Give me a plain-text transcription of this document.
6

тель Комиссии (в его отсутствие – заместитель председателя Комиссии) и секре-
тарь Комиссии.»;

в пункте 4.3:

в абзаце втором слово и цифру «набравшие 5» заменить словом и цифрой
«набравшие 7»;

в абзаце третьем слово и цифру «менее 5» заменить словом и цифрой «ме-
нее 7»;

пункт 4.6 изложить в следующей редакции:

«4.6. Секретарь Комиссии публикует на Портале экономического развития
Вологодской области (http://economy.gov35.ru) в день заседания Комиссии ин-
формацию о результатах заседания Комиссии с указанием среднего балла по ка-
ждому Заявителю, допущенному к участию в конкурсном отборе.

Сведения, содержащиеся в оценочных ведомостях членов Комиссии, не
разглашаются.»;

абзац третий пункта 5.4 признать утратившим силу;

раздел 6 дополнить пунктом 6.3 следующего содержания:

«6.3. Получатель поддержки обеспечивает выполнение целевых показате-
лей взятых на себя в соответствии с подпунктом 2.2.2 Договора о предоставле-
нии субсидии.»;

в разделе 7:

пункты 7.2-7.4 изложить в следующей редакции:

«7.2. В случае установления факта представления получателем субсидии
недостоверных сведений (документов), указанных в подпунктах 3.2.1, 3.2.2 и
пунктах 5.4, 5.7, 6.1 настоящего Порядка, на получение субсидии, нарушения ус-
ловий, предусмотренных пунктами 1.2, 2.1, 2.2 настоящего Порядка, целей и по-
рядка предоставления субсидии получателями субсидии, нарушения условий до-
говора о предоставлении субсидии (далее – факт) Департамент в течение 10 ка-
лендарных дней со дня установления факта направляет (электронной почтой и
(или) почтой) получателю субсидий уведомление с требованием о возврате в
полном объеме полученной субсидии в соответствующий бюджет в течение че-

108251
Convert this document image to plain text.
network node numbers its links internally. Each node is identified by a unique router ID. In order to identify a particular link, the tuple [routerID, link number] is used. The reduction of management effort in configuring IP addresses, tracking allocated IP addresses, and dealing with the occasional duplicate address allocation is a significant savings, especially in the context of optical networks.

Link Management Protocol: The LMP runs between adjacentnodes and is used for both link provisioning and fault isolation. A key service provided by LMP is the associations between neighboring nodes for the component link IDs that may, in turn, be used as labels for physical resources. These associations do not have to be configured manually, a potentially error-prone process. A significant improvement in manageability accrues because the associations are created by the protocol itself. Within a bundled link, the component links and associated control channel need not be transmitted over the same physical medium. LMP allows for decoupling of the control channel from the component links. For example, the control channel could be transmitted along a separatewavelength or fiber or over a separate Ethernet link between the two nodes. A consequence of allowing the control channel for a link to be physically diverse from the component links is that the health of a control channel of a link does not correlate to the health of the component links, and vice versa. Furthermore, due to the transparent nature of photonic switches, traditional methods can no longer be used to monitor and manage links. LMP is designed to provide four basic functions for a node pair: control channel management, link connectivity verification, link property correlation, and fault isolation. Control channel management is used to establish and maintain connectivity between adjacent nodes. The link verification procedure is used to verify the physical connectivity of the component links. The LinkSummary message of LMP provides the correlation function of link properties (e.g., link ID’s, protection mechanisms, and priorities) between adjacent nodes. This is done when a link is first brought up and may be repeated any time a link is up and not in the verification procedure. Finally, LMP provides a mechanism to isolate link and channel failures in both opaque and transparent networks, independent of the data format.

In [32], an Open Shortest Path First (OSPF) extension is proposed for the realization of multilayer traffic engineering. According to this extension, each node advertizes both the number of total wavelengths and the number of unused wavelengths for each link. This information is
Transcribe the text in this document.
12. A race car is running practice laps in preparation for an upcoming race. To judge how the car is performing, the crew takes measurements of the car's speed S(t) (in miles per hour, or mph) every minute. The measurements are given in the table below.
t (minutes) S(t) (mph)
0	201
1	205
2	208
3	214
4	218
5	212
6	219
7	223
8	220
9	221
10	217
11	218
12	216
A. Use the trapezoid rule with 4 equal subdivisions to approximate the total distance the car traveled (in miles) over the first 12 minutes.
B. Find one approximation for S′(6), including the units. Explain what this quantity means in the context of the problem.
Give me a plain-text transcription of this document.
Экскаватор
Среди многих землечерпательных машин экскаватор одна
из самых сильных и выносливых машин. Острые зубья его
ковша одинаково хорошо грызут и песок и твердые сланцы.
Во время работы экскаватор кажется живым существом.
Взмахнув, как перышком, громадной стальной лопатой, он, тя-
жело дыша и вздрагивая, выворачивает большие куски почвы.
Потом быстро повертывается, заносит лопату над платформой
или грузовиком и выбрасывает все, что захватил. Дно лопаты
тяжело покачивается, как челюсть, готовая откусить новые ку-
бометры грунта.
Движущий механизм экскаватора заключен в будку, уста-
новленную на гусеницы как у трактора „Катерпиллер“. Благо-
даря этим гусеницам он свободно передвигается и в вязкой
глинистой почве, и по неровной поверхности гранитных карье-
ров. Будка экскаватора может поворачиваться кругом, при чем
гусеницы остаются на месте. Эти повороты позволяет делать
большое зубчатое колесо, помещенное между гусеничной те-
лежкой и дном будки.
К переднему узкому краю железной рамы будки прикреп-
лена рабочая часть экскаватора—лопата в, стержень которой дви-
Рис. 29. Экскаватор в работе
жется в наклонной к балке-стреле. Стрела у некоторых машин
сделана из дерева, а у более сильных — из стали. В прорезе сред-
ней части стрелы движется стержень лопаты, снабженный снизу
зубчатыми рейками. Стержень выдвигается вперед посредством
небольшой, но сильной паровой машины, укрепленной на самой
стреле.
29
════════════════════
- EXERCISE AIM
Find the lines above holding the word "Порядка" and show them.

- RESULT OF THE EXERCISE
пунктах 5.4, 5.7, 6.1 настоящего Порядка, на получение субсидии, нарушения ус-
ловий, предусмотренных пунктами 1.2, 2.1, 2.2 настоящего Порядка, целей и по-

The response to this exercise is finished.